*WRITTEN INSTRUCTION*. Find every line in the records below that holds the word "JSON", and copy it out.
__________________________________________________
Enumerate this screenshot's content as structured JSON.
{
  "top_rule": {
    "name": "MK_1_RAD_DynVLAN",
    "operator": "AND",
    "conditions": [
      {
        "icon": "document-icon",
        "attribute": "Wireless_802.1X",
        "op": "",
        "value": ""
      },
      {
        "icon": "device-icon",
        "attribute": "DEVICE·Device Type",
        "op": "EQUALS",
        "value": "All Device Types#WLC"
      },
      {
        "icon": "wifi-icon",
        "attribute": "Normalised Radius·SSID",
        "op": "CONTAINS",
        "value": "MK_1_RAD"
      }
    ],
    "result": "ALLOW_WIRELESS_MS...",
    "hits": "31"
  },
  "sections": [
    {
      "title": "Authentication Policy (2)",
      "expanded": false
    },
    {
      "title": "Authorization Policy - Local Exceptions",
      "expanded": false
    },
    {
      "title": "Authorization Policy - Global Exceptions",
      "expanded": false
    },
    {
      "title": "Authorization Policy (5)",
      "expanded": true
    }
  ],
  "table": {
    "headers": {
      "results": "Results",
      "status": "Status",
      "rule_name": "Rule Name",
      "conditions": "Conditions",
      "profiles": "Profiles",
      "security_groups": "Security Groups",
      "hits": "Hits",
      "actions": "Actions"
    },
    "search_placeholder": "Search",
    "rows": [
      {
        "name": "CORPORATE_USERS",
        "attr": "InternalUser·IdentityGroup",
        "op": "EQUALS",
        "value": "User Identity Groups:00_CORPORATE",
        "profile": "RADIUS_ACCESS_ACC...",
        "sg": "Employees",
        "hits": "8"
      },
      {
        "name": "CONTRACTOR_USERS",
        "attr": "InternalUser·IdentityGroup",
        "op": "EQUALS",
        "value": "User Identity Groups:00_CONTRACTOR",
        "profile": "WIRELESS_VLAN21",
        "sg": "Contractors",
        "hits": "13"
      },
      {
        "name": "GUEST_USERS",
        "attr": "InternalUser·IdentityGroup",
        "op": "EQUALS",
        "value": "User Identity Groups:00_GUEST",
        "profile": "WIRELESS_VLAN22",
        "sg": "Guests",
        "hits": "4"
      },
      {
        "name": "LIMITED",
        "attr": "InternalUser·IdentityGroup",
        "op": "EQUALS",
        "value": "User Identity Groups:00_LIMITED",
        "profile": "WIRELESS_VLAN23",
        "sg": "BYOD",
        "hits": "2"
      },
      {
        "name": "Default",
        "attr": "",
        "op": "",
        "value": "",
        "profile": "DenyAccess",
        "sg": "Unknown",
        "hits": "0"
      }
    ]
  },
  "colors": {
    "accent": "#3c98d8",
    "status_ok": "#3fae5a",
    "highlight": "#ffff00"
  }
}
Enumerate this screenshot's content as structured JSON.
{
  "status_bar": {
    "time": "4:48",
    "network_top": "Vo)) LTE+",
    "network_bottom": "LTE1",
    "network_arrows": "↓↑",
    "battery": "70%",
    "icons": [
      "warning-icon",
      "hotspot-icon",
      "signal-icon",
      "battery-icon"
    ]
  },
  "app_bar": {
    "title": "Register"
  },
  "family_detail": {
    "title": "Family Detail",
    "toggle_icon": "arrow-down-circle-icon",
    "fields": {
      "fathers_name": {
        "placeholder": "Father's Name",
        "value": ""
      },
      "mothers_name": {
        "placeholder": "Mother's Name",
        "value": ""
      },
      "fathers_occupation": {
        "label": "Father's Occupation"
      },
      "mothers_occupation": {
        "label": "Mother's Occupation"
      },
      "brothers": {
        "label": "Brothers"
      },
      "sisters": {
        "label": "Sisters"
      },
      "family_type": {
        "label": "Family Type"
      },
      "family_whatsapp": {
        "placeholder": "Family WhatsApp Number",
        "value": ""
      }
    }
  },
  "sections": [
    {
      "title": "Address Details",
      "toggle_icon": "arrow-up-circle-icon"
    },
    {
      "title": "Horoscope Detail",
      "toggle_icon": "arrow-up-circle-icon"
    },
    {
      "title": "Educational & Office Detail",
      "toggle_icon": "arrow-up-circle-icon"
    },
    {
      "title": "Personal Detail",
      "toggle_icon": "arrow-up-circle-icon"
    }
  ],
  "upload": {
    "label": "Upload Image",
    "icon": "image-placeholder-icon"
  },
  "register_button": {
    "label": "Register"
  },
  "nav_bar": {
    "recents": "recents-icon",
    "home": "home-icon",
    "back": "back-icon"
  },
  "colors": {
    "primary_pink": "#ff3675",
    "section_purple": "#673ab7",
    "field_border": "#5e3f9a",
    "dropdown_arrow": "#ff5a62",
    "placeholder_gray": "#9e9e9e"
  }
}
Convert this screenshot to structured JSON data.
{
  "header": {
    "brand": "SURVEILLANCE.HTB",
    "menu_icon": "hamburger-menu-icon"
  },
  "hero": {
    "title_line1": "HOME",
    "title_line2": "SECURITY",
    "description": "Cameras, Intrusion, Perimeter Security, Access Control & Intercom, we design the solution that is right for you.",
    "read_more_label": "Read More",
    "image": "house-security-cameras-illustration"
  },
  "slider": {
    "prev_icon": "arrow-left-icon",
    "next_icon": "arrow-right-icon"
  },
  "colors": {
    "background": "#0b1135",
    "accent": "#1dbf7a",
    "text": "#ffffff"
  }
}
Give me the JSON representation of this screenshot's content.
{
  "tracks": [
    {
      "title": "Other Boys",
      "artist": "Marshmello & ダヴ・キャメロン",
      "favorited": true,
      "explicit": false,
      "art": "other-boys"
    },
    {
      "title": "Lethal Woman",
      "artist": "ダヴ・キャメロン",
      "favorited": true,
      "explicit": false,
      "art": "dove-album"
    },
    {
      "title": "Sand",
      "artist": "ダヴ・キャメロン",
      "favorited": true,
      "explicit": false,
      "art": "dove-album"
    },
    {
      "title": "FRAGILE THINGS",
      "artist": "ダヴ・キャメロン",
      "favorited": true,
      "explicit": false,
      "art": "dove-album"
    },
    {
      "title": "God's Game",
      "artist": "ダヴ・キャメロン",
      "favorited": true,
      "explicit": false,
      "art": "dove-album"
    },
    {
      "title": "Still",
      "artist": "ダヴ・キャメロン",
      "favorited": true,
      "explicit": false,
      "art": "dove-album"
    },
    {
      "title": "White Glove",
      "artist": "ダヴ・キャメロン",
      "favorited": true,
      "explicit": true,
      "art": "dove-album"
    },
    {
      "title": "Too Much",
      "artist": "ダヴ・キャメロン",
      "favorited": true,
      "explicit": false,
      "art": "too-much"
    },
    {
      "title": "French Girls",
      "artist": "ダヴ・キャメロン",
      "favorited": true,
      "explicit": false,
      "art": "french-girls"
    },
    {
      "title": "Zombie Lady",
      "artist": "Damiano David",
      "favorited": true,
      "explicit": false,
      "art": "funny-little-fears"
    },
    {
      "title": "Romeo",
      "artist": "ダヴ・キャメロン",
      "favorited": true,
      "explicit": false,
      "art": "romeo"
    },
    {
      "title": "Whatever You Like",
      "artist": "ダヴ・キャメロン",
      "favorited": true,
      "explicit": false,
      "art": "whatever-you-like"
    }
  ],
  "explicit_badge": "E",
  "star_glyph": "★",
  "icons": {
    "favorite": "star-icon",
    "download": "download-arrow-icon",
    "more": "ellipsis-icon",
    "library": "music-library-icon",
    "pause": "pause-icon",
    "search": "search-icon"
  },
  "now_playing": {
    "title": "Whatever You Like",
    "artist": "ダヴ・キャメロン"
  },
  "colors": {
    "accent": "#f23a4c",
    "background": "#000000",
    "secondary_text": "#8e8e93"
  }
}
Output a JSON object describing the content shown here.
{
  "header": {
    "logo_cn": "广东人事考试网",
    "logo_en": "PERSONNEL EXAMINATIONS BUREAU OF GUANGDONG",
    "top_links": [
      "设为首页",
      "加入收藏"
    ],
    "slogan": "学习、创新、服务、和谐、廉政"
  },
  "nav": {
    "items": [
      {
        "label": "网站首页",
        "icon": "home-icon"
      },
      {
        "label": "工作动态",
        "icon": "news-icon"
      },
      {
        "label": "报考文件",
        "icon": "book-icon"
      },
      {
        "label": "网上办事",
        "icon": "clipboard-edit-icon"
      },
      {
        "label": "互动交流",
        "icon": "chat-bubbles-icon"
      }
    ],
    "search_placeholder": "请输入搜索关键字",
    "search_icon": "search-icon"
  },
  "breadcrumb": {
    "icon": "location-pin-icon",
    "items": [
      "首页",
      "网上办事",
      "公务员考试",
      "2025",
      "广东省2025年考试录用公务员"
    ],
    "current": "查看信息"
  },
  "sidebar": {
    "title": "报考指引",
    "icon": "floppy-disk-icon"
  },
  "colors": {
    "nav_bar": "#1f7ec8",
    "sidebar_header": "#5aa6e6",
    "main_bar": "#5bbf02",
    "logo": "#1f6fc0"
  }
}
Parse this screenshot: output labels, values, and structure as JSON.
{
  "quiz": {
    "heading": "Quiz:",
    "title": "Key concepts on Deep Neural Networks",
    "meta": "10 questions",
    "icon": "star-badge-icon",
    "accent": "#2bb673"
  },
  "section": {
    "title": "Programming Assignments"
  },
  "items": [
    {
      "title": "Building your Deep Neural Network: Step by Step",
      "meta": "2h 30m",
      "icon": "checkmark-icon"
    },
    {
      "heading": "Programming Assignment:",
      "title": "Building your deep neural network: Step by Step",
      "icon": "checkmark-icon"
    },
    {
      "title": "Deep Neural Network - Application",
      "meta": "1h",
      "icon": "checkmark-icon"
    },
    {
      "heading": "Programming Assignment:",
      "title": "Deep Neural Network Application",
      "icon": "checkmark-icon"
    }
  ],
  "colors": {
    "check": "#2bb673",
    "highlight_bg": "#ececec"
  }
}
__________________________________________________
*SOLUTION*.
Enumerate this screenshot's content as structured JSON.
Enumerate this screenshot's content as structured JSON.
Convert this screenshot to structured JSON data.
Give me the JSON representation of this screenshot's content.
Output a JSON object describing the content shown here.
Parse this screenshot: output labels, values, and structure as JSON.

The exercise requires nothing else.